--- start Listed entries ---

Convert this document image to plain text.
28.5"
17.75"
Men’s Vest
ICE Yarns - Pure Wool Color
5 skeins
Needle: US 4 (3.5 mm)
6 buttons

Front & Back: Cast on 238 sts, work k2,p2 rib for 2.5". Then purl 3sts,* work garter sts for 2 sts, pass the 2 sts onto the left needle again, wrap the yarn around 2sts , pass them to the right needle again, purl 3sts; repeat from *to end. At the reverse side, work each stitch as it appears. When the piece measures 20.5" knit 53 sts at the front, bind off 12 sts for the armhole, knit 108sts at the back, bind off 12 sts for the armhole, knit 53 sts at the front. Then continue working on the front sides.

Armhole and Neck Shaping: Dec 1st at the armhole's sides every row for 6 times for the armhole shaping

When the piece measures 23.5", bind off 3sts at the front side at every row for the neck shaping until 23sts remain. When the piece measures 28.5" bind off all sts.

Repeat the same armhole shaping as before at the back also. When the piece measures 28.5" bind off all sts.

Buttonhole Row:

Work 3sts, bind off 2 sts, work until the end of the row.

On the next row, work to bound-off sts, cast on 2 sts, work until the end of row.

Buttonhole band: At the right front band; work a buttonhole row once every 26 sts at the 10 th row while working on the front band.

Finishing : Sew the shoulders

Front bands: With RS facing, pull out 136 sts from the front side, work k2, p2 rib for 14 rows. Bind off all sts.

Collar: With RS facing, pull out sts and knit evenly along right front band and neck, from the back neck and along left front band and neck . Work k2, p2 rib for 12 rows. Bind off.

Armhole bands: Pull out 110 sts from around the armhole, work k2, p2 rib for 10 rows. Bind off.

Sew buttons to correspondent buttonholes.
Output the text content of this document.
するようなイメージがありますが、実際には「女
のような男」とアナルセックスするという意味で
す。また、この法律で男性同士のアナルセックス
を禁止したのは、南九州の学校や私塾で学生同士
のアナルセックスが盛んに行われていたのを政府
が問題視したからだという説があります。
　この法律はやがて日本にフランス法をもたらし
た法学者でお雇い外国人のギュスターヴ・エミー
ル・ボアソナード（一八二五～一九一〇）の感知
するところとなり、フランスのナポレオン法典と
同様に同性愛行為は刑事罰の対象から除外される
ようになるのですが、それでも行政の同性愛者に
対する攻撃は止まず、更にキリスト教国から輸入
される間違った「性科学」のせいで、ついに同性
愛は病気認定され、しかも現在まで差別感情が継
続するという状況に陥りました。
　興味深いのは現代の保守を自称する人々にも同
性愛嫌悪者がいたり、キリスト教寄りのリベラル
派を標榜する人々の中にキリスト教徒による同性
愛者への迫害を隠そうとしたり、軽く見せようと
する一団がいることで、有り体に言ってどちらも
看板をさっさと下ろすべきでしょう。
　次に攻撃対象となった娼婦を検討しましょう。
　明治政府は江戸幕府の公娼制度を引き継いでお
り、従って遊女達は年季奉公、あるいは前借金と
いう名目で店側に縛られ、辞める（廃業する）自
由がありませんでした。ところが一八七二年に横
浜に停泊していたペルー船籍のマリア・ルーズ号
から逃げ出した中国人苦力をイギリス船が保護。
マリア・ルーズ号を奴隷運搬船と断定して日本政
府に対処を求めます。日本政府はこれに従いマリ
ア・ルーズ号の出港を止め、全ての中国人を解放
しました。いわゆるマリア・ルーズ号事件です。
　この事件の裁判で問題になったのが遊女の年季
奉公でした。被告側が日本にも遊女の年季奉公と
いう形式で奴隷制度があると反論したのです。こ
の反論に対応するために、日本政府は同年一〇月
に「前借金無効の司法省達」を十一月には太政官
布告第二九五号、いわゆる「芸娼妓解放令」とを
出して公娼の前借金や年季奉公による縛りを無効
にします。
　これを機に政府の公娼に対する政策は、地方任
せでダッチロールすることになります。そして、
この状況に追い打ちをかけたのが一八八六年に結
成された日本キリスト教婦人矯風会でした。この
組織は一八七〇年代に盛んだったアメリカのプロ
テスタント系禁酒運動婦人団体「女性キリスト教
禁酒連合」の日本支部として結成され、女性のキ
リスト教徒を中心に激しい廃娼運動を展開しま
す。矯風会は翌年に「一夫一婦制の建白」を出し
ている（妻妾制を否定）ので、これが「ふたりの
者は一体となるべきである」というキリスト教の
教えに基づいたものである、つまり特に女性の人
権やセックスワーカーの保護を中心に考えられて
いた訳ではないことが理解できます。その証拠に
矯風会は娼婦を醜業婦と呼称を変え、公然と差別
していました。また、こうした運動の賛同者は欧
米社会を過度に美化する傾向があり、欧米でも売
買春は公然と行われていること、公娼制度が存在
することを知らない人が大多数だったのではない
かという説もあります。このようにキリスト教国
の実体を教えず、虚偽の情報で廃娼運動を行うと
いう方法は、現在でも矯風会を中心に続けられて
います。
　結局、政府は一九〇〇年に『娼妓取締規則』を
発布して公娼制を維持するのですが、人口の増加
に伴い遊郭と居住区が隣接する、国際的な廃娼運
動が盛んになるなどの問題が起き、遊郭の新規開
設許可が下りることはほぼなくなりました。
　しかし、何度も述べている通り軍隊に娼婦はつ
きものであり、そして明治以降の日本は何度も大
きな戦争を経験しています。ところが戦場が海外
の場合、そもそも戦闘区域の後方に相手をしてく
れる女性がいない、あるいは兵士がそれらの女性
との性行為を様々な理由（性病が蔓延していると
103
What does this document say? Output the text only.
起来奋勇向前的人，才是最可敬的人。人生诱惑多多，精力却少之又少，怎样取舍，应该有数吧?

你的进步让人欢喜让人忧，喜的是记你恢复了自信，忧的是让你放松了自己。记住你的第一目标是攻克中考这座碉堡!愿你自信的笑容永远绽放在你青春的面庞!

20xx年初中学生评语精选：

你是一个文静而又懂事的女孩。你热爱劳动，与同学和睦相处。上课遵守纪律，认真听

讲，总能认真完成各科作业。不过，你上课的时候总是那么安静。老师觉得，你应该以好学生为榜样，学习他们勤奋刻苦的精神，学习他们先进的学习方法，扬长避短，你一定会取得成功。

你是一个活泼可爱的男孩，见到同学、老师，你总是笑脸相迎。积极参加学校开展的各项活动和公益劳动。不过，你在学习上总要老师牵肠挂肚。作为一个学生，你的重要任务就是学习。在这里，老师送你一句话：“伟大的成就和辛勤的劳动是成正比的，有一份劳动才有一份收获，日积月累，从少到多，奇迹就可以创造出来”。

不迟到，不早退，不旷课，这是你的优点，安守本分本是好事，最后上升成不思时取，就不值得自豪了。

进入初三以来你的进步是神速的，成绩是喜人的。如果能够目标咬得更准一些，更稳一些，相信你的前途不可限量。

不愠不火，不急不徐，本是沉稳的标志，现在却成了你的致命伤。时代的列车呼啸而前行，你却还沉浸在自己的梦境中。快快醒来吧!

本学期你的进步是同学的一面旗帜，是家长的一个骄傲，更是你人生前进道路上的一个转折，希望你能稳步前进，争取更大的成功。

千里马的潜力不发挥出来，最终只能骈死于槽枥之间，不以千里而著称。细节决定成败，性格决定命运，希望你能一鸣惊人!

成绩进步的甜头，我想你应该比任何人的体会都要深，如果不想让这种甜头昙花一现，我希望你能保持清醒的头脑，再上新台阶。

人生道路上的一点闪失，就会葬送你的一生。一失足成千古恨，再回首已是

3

--- end Listed entries ---

◆ **Brief**
Check each line of the records for the word "measures", and show the lines that contain it.

◆ **Answer for the task**
Front & Back: Cast on 238 sts, work k2,p2 rib for 2.5". Then purl 3sts,* work garter sts for 2 sts, pass the 2 sts onto the left needle again, wrap the yarn around 2sts , pass them to the right needle again, purl 3sts; repeat from *to end. At the reverse side, work each stitch as it appears. When the piece measures 20.5" knit 53 sts at the front, bind off 12 sts for the armhole, knit 108sts at the back, bind off 12 sts for the armhole, knit 53 sts at the front. Then continue working on the front sides.
When the piece measures 23.5", bind off 3sts at the front side at every row for the neck shaping until 23sts remain. When the piece measures 28.5" bind off all sts.
Repeat the same armhole shaping as before at the back also. When the piece measures 28.5" bind off all sts.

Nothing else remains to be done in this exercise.